### Fragmento para leer ###

Cuando vemos a la protagonista al comienzo, su rostro ante el espejo se hace varias preguntas. La primera seguramente está relacionada con su futuro inmediato, con lo que puede suceder hoy o mañana si el repartidor de electrodomésticos no recibe el cuota mensual por el televisor de pantalla plana, con la nevera casi vacía, con la gasolina del coche y con el tráiler donde vive su familia porque ya está viejo para aguantar un invierno frío. Y la segunda está relacionada con su apariencia, pues tiene cuarenta años y parece que en realidad tenga muchos más, algo que contribuye a marginarla y a que no quieran contratarla para un puesto de cara al público. Por eso compra cremas pese a su elevado coste, por si de ese modo puede recuperar una buena apariencia. No piensa, sin embargo, que también debería cambiar su estado de ánimo. Está atrapada en un círculo vicioso. Quizás haya entristecido poco a poco por culpa del lugar donde vive, y algo así haya afectado a su matrimonio. Quizás la tristeza la haya hecho más pasiva, hasta impedirle conseguir un puesto mejor. Quizás se abandonó, y ahora es tarde para eliminar sus arrugas y sus ojeras. Todas esas cosas que, en parte, ella comenzó a cincelar han acabado de dar forma a una imagen poco agradable de sí misma.

###

▶ _Partes del ejercicio_:
• a. Según el fragmento sobre la protagonista ante el espejo, ¿cuántos años tiene ella?
• b. Prosigue el fragmento sobre la protagonista ante el espejo a partir de su última oración.

### Registros de datos ###

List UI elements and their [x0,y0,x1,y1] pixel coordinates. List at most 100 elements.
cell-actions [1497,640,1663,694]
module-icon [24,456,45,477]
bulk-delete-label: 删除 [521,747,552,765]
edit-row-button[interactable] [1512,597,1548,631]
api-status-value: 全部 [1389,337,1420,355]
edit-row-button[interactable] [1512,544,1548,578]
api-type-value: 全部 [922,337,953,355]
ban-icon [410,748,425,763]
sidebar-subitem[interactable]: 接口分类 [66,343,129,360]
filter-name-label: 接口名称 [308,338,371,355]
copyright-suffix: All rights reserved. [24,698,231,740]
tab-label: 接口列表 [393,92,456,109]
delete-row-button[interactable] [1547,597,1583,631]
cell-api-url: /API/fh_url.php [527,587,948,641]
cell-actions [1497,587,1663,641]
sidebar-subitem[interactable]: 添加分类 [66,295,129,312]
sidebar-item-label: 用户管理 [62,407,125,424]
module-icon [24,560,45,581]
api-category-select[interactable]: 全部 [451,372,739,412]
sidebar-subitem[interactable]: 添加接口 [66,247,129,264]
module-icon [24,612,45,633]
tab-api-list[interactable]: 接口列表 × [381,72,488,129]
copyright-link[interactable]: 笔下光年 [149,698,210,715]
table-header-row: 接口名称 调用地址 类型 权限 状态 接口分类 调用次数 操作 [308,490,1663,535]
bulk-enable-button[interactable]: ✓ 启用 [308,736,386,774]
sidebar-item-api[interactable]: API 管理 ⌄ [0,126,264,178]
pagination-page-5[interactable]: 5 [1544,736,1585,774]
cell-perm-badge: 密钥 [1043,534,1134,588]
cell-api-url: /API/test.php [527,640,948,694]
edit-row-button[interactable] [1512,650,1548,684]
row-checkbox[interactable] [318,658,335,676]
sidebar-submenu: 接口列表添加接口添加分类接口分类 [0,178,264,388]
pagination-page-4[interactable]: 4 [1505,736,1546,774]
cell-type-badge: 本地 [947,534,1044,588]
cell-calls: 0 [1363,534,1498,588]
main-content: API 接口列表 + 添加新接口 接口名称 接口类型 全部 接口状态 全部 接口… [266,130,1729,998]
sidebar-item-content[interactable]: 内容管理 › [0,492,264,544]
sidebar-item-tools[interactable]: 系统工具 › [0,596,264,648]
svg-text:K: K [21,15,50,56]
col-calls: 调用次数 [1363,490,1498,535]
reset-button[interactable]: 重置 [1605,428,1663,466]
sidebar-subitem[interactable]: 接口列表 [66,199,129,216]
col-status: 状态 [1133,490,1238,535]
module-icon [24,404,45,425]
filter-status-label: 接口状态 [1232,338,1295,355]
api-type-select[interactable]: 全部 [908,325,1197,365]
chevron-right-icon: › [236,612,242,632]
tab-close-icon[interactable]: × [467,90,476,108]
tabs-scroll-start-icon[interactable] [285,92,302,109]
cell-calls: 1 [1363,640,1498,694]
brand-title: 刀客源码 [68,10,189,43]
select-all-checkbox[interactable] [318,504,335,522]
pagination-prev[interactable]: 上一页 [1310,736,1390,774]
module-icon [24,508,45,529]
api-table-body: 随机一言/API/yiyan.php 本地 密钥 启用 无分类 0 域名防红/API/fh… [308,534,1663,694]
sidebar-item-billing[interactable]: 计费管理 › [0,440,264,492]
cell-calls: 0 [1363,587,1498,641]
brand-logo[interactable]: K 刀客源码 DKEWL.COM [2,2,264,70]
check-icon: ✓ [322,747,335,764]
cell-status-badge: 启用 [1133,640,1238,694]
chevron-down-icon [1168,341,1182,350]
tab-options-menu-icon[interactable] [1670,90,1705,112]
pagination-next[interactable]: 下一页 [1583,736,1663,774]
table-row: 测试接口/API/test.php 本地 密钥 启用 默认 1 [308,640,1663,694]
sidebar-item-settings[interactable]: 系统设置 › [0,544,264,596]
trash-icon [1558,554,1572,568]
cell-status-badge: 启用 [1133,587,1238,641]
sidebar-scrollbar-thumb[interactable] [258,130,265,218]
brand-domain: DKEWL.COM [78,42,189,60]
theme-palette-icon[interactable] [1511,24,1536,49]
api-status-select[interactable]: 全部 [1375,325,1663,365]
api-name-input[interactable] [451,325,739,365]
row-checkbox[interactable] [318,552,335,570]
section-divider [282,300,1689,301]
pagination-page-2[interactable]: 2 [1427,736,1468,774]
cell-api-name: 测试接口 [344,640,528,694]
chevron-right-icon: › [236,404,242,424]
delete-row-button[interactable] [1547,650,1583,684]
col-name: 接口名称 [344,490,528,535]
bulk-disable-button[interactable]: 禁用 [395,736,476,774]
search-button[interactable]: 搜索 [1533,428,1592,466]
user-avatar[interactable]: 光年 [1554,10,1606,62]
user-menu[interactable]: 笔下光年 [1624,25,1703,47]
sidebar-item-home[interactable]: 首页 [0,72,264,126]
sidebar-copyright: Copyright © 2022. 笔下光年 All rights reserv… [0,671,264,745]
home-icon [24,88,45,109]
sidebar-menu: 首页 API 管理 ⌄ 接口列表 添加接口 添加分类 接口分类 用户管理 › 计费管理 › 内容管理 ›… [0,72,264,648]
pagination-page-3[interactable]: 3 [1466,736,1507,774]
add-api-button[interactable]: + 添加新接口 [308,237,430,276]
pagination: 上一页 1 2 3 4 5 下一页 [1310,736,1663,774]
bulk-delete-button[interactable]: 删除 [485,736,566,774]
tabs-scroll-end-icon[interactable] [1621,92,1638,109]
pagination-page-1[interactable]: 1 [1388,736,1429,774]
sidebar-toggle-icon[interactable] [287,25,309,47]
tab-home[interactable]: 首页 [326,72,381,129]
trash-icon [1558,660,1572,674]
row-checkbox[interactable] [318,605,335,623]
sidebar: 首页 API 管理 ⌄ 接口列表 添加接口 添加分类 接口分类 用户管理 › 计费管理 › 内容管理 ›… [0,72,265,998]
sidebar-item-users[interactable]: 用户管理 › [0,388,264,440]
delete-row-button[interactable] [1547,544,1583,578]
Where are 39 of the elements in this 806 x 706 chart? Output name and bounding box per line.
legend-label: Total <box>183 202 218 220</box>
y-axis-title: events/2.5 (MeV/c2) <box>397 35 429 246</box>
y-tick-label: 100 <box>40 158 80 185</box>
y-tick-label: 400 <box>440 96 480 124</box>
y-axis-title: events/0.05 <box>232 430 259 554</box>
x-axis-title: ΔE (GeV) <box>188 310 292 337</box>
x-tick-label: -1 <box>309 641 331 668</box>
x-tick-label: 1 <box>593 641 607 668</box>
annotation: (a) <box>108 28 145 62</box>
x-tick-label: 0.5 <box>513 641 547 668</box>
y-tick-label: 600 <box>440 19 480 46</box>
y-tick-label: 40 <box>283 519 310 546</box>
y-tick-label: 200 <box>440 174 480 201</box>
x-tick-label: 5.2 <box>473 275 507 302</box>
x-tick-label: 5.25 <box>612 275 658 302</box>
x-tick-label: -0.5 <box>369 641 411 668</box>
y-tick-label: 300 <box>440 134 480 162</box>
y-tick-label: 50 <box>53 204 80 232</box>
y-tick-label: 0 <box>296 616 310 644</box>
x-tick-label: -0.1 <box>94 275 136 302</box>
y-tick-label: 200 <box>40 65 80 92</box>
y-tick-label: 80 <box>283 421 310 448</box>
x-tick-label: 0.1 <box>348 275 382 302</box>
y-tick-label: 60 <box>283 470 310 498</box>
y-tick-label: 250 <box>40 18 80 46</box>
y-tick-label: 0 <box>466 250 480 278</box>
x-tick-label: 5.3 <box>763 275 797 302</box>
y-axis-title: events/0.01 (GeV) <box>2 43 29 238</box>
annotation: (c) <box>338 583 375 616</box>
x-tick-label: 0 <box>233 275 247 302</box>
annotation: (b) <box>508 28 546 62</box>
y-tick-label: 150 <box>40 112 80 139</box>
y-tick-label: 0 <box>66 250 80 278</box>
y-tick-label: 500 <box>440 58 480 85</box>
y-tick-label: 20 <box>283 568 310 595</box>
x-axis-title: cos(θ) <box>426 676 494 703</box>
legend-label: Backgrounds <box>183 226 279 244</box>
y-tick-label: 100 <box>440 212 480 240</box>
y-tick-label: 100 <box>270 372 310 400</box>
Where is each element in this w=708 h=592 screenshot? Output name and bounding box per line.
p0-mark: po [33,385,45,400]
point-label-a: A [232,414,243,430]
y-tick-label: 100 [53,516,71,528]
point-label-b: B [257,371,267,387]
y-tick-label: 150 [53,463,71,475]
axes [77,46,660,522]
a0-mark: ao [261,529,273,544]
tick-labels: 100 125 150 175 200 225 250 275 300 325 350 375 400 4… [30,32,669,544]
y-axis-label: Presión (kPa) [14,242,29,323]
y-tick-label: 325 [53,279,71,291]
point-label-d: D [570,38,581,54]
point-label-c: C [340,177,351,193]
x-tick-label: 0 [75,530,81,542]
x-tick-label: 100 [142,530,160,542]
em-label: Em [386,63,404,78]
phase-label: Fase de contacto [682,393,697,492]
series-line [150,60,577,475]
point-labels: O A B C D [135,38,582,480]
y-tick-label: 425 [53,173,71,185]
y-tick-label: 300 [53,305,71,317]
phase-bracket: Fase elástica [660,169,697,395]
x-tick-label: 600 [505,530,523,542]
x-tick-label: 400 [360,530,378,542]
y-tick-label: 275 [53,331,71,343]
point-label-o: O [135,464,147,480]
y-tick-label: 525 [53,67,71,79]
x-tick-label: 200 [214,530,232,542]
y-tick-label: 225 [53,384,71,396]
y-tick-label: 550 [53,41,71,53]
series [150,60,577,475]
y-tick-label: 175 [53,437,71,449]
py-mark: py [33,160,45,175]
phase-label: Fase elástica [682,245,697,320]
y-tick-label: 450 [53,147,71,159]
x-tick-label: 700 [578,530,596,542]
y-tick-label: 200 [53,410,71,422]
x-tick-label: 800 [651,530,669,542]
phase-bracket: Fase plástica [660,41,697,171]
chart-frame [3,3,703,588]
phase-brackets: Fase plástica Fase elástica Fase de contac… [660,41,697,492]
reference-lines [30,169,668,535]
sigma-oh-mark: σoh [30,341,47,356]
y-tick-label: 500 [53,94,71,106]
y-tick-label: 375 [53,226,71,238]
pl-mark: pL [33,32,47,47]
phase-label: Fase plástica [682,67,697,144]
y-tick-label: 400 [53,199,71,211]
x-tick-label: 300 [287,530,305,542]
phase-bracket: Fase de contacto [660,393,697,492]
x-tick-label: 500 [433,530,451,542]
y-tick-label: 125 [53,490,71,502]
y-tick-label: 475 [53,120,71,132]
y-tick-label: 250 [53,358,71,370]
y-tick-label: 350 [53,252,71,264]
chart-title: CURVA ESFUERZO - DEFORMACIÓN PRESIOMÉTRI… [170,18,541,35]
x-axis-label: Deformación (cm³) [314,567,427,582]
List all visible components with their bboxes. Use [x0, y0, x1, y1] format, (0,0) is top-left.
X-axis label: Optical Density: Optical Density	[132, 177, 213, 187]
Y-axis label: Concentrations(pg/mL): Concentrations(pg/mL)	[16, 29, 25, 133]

###

▶ _Respuestas del ejercicio_:
• a. Tiene cuarenta años.

• b.
 
Es lógico que, al ver la mayor parte del cine comercial, mostremos cierto grado de pasividad. Nos cuesta tanto creer que podamos llegar a ser algún día Tom Cruise o Julia Roberts como que nos pueda suceder algo parecido a lo que cuenta El extraño caso de Benjamin Buttom (The Curious Case of Benjamin Button, 2008, David Fincher). Lo raro es que incluso el cine independiente nos mantenga en una situación parecida. Gracias a Dios, Frozen River obliga a replantearnos un par de cuestiones. Tiene un mecanismo narrativo de lo más endeble, en el que apenas suceden cosas ajenas a la realidad cotidiana. Su protagonista podría ser una mujer cualquiera que hace la compra y apenas gasta diez euros aunque su familia tenga varios miembros; podría ser la limpiadora que en unos años ha envejecido a causa del trabajo, los embarazos y las responsabilidades domésticas; podría ser una amistad deprimida por la mala suerte o porque le cuesta sentirse feliz… No es una persona excepcional en ningún sentido. Para matizar al respecto, la cineasta Courtney Hunt decidió no rodarla con cámara al hombro todo el rato siguiéndola de espaldas mientras camina sin rumbo, con esos planos interminables que han acabado estandarizándose después de haber sido utilizados hasta la saciedad en el cine comprometido de los últimos años.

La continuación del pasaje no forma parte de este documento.